## Exercise directions
Count how many lines in the material below hold the word "mustaksi"; the reply is that number alone.

## Dataset entries
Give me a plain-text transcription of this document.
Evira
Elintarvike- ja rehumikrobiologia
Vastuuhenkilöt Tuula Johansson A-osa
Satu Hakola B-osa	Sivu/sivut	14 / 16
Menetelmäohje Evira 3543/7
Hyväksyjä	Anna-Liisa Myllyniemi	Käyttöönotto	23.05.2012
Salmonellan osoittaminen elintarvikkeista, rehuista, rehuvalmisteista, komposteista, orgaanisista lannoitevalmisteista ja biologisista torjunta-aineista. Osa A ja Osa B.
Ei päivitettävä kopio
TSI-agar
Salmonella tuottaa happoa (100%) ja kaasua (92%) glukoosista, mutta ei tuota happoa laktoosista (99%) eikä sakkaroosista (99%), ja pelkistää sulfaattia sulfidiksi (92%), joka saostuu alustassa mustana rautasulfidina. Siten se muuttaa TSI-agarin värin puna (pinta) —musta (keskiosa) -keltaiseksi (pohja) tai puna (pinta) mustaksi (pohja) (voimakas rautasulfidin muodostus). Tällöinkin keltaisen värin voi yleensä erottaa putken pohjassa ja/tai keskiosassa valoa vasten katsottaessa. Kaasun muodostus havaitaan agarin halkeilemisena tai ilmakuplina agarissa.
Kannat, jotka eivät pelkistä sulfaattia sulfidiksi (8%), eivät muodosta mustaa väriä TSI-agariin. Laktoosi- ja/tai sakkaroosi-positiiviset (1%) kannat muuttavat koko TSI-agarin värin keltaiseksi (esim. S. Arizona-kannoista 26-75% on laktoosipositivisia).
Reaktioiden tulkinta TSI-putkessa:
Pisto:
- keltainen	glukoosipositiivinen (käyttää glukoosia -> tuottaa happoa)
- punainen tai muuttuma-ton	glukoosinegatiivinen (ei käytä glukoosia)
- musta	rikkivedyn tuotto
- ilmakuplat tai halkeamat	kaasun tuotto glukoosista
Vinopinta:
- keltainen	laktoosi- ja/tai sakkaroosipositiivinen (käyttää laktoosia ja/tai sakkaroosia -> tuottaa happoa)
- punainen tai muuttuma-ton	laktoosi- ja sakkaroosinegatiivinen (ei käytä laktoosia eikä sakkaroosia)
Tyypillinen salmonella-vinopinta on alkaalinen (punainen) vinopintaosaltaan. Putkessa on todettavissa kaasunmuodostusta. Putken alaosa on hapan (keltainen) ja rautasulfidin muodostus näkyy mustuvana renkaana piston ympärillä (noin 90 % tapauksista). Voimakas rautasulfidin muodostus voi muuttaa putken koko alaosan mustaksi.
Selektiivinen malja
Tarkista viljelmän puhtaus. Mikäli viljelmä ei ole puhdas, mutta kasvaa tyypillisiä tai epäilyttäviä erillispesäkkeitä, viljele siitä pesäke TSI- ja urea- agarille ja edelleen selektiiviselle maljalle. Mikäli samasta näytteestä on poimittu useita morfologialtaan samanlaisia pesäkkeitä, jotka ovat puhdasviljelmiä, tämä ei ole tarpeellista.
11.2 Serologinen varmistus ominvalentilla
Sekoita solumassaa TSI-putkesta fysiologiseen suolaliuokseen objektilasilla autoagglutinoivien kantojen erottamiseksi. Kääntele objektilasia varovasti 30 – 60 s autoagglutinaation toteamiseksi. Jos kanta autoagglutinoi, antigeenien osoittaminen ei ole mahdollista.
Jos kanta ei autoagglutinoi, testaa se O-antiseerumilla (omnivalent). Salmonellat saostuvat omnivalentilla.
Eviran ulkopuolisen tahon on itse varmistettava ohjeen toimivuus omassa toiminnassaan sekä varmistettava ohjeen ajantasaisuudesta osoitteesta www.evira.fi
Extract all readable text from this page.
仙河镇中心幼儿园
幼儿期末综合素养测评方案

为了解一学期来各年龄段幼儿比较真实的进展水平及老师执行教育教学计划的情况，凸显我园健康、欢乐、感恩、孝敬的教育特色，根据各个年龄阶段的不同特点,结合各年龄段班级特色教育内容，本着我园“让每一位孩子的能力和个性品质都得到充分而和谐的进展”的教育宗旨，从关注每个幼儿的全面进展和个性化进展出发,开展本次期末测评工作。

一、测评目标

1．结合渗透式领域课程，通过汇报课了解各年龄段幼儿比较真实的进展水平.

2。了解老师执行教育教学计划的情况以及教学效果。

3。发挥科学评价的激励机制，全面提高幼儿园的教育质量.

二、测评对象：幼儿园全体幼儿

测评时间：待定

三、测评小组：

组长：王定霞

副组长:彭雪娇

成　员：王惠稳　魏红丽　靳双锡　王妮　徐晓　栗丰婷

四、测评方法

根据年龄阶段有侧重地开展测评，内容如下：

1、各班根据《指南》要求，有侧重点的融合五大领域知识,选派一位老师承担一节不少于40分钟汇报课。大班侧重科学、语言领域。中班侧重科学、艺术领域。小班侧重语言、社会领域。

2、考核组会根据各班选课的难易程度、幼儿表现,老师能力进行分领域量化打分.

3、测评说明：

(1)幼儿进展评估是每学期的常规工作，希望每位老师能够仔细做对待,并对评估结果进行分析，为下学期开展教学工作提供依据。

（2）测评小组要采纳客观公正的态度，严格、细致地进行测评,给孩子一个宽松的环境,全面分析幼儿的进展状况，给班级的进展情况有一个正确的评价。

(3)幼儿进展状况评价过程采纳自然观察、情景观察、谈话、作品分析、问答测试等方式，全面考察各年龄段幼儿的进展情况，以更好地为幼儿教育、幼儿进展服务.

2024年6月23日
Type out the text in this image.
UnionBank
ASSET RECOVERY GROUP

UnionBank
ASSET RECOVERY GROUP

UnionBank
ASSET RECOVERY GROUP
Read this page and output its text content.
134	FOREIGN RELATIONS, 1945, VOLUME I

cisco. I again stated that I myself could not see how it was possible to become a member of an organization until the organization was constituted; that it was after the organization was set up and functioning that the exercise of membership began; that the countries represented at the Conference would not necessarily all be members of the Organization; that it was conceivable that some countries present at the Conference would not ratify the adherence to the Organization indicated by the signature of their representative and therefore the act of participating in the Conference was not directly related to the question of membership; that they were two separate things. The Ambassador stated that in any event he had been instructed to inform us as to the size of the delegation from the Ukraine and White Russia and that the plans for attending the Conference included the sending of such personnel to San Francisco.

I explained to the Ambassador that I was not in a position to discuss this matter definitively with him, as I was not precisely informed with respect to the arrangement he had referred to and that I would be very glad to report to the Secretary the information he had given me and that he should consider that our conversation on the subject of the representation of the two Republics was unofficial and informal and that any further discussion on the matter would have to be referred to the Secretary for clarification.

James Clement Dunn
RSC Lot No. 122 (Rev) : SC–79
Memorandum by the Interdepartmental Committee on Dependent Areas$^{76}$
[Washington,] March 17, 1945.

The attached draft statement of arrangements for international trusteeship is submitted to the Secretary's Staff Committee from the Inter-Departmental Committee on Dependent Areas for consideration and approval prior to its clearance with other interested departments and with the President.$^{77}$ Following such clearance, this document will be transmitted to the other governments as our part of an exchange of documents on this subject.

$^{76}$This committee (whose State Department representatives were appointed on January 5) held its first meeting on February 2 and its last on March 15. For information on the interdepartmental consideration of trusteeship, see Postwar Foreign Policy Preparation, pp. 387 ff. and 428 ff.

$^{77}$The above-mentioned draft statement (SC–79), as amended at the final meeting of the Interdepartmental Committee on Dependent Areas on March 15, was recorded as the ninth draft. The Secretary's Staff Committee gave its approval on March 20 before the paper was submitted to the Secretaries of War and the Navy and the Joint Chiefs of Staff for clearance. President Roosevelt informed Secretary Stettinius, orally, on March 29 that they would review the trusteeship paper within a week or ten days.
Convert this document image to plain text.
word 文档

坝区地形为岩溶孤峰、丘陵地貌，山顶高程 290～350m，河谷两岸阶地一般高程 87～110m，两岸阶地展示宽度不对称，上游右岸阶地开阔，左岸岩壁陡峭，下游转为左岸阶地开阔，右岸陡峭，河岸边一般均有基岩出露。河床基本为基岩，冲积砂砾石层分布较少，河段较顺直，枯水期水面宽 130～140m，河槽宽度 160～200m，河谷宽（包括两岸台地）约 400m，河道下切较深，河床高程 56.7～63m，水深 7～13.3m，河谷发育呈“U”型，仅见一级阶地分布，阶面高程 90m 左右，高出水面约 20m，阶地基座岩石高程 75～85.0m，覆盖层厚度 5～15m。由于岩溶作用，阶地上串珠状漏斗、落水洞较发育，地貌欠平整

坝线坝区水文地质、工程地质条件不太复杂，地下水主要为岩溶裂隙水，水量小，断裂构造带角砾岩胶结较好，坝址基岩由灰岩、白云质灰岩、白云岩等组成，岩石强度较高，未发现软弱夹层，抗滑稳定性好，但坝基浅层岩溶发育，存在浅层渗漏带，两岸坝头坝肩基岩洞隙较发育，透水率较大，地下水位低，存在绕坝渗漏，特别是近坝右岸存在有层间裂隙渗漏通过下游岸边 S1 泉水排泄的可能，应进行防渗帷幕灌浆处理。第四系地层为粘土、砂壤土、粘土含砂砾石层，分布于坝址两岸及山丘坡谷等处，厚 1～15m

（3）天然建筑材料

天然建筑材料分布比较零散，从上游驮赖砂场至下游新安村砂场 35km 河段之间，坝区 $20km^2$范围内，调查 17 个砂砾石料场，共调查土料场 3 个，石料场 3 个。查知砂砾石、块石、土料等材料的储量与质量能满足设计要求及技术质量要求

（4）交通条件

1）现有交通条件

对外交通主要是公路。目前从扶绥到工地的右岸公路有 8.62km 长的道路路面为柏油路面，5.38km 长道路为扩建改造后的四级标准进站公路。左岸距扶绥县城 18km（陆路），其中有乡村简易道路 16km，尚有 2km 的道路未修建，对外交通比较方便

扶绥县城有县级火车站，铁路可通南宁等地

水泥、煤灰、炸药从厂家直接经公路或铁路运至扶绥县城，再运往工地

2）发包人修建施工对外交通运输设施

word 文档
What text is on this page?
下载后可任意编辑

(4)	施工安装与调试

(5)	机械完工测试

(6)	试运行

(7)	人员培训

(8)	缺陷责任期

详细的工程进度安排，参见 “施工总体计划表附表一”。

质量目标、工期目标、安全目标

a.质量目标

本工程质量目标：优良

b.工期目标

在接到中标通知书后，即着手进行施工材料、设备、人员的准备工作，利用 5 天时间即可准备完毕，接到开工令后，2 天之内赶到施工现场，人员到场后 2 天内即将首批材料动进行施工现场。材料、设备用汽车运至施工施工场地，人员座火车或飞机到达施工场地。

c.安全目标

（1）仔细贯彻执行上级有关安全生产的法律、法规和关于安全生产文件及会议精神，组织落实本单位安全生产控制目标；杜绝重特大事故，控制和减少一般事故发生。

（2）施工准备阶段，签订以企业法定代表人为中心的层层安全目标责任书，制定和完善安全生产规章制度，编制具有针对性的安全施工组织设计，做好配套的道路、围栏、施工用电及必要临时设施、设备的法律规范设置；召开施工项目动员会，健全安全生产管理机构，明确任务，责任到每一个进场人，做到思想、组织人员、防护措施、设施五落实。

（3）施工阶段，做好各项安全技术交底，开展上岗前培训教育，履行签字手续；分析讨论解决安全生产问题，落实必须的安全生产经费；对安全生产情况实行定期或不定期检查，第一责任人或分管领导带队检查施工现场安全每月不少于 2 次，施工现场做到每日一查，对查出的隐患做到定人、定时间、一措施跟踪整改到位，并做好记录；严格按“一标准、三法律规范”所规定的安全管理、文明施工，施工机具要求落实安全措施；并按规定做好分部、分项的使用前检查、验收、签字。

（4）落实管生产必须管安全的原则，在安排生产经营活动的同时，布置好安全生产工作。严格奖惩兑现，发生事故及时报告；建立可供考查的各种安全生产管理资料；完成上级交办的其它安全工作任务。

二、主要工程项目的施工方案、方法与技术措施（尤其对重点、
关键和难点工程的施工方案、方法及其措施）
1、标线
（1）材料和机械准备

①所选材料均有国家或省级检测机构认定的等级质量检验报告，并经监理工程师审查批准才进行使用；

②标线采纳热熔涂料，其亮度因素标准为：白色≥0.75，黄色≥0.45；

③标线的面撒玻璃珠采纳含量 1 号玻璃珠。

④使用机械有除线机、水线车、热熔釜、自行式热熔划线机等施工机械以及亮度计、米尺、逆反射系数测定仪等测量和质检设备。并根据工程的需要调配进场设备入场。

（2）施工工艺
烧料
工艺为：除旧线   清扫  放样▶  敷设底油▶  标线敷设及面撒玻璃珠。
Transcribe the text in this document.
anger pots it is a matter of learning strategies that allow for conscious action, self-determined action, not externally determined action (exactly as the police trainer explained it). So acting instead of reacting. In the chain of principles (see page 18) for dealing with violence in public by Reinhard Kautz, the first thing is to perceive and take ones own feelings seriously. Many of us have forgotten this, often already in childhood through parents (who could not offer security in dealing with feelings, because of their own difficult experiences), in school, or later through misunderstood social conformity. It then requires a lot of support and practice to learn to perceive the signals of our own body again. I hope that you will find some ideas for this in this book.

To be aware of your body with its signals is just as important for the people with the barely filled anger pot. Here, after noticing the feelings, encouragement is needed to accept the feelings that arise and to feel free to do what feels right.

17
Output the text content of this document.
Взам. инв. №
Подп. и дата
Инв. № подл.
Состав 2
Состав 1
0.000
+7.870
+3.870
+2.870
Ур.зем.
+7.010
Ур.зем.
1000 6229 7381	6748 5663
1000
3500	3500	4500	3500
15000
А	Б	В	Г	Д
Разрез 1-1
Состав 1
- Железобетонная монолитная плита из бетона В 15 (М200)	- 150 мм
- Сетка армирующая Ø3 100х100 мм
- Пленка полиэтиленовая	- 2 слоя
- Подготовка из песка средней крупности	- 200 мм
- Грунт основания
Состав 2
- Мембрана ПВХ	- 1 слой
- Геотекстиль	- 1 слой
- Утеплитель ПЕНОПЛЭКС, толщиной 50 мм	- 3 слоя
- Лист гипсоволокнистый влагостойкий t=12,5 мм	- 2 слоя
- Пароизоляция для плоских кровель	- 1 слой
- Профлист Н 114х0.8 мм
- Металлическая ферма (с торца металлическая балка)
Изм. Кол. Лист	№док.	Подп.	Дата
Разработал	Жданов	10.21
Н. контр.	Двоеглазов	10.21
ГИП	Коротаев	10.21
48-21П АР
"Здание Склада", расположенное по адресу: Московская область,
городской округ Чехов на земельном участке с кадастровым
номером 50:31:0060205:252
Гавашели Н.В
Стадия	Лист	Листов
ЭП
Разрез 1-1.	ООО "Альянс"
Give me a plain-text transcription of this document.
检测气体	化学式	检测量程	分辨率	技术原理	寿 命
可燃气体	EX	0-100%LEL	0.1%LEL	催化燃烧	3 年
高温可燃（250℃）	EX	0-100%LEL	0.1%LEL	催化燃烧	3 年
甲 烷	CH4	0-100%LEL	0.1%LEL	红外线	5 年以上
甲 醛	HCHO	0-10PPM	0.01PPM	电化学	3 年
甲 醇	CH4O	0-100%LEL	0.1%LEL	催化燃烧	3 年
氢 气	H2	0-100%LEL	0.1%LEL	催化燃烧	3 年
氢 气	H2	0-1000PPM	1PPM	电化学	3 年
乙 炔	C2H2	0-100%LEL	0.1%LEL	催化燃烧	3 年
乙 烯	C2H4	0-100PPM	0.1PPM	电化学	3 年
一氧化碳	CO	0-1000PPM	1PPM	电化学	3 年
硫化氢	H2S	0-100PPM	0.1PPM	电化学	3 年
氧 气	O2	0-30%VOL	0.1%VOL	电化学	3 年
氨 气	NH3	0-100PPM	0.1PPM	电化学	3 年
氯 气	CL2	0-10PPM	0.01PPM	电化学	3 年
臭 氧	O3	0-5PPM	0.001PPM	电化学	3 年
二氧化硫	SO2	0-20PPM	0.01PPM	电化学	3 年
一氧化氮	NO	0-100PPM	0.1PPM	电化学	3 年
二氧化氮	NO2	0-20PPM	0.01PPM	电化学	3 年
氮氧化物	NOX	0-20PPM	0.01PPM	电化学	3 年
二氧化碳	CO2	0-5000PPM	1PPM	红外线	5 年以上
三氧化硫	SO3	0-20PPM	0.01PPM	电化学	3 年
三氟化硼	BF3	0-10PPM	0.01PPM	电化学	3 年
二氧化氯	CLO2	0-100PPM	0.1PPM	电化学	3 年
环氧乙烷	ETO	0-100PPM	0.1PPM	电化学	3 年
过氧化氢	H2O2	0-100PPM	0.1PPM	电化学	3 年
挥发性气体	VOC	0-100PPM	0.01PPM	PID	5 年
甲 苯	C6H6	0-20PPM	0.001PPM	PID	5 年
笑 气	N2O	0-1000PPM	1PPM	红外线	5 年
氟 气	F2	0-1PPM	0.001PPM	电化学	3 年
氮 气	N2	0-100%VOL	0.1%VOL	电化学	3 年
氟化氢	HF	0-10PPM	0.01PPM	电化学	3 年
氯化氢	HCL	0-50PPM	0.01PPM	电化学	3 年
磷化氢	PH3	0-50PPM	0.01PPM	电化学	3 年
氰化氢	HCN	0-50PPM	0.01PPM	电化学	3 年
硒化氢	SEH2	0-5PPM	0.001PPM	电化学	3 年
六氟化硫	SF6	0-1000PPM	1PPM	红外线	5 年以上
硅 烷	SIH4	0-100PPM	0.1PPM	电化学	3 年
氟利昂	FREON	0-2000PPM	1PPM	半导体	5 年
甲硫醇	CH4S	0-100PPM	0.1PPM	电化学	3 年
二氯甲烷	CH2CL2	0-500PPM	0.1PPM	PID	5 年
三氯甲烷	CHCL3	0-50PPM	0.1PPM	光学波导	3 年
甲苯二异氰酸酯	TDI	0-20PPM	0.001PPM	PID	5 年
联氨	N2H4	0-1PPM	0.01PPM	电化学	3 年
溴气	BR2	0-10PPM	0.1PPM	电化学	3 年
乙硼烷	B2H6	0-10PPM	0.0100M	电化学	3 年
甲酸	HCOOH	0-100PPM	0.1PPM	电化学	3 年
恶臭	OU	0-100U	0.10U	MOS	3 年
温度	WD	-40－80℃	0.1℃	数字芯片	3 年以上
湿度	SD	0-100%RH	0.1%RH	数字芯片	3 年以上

## Completed exercise
2